Your task is to copy every line of the records below that contains "JSON".

Data excerpts:
>> BEGIN
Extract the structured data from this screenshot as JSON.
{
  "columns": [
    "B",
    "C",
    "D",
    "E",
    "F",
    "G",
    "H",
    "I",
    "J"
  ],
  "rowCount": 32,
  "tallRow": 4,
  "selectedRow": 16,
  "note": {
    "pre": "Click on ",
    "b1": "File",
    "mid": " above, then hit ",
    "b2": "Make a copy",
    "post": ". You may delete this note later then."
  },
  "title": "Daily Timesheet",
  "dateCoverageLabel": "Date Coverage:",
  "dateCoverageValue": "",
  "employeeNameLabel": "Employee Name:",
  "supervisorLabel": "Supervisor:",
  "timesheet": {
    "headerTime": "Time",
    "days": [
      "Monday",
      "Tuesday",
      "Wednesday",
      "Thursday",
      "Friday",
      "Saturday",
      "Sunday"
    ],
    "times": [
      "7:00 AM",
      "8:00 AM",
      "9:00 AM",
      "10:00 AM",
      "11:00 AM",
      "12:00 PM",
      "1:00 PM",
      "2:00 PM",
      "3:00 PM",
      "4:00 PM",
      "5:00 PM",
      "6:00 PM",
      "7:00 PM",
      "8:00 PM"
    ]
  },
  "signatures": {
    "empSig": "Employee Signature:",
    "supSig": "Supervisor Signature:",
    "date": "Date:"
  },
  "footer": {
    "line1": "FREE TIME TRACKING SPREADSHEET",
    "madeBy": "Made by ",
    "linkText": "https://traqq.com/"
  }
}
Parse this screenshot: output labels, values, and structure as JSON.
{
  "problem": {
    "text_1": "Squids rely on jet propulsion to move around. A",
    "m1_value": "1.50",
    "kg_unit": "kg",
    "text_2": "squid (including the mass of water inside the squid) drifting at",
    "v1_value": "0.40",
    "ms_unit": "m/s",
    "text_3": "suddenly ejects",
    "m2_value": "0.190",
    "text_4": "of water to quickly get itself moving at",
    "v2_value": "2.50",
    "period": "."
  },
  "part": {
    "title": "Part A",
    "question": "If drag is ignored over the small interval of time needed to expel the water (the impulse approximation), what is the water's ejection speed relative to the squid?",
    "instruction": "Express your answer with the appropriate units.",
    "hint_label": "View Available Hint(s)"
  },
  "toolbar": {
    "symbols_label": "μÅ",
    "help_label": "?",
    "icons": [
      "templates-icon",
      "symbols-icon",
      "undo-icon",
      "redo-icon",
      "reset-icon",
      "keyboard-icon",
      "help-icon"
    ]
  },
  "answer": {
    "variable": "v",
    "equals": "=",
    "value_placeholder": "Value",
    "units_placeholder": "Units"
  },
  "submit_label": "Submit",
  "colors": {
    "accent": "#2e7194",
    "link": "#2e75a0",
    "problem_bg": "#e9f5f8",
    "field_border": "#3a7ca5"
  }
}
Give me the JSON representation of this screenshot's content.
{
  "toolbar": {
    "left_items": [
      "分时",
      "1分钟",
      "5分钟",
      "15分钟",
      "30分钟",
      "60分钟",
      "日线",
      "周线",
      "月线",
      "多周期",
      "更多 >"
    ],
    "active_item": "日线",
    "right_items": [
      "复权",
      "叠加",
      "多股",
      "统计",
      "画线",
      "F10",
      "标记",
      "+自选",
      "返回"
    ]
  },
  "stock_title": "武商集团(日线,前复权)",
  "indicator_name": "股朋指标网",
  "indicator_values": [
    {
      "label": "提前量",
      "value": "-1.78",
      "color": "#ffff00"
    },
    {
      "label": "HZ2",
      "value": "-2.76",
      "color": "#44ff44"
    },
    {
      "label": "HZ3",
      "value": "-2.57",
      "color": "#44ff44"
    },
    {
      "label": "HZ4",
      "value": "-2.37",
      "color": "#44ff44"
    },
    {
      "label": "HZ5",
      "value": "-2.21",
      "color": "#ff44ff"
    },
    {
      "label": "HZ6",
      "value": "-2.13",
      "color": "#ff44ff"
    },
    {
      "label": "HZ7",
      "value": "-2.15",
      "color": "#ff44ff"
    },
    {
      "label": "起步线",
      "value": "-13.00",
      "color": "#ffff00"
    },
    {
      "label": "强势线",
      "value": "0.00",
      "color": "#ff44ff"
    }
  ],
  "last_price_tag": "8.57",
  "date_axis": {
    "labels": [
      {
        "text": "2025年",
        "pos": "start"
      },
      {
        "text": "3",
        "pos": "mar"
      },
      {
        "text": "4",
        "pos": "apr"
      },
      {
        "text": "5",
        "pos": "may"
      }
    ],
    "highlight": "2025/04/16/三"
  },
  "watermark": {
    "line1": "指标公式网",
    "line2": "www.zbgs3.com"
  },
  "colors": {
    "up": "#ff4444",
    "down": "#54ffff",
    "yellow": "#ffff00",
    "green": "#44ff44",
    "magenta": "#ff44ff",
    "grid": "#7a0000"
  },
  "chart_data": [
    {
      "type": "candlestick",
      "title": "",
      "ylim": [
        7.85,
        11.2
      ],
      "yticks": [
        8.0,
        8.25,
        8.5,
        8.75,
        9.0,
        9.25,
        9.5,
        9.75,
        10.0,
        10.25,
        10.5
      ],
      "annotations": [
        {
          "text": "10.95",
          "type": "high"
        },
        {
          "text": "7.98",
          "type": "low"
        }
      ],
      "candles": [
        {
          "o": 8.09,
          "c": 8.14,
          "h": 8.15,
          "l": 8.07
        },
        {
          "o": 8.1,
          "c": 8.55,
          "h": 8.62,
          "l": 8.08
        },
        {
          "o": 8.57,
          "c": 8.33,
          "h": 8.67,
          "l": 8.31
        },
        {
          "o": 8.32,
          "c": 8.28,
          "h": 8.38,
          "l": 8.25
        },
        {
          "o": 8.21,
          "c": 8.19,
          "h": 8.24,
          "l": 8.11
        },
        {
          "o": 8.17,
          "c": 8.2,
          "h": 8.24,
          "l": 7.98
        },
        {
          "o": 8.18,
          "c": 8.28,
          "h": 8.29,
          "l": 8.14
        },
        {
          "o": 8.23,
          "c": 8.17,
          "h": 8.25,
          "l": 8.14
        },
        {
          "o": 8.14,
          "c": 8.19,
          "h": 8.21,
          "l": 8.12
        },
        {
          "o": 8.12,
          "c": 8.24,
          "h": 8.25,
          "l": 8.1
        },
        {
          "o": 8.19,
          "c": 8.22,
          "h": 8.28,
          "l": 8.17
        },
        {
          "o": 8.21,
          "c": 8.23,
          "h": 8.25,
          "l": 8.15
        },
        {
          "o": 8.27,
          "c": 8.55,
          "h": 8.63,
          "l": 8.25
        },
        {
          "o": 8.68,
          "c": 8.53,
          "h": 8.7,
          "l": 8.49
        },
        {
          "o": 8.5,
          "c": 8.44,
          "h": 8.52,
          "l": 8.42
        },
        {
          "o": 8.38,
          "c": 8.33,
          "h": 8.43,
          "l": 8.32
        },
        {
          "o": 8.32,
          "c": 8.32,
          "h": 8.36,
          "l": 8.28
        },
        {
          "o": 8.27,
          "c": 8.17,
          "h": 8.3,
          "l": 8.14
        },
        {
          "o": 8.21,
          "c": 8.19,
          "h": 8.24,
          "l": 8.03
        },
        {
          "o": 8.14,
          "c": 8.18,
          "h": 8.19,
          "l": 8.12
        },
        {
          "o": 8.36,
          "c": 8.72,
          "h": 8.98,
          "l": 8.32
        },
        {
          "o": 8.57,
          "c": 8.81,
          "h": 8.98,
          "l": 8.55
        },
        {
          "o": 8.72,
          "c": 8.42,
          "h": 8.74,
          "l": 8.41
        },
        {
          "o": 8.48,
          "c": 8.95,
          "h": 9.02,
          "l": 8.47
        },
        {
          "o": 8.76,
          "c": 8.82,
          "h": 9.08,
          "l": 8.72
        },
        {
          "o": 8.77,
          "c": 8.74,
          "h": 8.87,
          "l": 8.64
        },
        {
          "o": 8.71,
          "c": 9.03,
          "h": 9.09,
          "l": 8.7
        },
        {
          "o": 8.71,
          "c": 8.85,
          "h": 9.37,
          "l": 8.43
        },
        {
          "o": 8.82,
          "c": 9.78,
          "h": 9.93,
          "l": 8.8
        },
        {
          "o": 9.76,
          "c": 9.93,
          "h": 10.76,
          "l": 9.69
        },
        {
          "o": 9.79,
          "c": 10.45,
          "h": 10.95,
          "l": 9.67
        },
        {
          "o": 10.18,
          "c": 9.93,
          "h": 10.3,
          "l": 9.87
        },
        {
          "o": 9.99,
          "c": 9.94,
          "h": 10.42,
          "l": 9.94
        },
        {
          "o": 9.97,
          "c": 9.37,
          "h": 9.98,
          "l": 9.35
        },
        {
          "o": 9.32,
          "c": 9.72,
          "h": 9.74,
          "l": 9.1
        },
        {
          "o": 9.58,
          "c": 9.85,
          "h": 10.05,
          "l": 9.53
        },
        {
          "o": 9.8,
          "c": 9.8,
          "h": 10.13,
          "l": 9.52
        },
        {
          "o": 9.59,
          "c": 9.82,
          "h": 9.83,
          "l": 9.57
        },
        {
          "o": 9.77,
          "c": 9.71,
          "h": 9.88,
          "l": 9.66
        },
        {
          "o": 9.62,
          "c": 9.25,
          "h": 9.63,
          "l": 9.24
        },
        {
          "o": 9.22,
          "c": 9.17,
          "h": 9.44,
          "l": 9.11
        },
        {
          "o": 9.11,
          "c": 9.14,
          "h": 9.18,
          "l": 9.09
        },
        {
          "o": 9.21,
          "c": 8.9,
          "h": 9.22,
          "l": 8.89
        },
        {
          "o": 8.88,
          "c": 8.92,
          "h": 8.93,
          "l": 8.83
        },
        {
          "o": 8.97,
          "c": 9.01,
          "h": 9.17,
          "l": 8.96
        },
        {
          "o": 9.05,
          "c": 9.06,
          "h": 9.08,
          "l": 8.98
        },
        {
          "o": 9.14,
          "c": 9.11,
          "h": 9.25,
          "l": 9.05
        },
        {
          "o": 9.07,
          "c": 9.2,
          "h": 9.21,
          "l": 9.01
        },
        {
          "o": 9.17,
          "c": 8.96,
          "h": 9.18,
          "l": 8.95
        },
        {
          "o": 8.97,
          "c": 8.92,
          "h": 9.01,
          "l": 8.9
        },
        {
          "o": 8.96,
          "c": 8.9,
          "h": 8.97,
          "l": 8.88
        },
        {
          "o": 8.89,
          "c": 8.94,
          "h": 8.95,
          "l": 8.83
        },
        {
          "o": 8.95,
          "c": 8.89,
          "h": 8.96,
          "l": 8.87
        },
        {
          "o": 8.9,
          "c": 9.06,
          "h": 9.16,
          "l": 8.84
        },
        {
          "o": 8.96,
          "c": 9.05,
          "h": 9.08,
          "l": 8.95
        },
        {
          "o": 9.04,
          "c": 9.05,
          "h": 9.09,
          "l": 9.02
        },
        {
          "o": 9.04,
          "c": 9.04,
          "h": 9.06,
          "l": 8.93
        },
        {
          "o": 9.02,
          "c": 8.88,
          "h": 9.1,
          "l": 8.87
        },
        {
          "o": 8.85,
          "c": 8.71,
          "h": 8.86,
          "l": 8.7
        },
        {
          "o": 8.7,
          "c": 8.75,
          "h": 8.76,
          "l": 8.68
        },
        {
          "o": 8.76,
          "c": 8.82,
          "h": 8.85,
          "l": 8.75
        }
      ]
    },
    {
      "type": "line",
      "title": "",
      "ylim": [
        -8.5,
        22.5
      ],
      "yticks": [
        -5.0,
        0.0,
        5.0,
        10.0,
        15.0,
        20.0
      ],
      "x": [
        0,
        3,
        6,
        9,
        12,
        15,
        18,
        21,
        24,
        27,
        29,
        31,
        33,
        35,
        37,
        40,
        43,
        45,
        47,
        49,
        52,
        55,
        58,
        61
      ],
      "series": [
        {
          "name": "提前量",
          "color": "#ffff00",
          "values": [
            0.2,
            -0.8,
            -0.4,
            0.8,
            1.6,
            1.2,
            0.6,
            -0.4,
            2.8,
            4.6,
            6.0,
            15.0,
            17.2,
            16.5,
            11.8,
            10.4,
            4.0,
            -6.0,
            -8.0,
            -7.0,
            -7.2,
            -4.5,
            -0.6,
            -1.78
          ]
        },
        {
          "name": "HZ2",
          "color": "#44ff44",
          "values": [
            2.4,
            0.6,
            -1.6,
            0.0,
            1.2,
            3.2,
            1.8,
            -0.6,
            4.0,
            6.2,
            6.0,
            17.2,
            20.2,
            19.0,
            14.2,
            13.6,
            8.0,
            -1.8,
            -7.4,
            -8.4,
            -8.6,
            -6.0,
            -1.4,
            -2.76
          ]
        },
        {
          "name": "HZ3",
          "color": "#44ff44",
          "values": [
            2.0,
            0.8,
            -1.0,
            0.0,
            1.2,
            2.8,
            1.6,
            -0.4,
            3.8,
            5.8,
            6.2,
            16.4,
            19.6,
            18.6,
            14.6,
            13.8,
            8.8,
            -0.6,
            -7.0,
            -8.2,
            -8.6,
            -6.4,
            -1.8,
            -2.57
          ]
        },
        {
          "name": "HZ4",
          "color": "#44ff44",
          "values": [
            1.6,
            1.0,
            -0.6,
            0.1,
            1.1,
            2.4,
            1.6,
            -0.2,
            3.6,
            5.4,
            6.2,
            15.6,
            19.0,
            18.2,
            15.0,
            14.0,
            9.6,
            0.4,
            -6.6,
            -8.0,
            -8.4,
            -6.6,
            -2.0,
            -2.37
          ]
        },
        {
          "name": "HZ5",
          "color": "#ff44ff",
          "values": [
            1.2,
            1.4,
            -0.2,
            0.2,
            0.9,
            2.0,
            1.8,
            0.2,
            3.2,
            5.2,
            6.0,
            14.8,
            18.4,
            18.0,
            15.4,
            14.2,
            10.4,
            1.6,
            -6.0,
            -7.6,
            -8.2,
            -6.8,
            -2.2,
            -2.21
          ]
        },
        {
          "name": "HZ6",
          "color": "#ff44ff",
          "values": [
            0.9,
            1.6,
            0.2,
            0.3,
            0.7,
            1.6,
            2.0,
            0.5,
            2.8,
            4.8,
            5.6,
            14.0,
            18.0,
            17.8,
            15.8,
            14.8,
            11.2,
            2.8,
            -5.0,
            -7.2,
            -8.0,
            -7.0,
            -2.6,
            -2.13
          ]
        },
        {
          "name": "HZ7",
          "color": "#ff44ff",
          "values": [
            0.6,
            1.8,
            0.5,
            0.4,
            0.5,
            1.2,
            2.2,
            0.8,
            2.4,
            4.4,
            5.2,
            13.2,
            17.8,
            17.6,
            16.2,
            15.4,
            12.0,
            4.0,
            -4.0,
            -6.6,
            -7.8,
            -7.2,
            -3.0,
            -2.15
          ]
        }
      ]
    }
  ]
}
>> END
### Complete output:
Extract the structured data from this screenshot as JSON.
Parse this screenshot: output labels, values, and structure as JSON.
Give me the JSON representation of this screenshot's content.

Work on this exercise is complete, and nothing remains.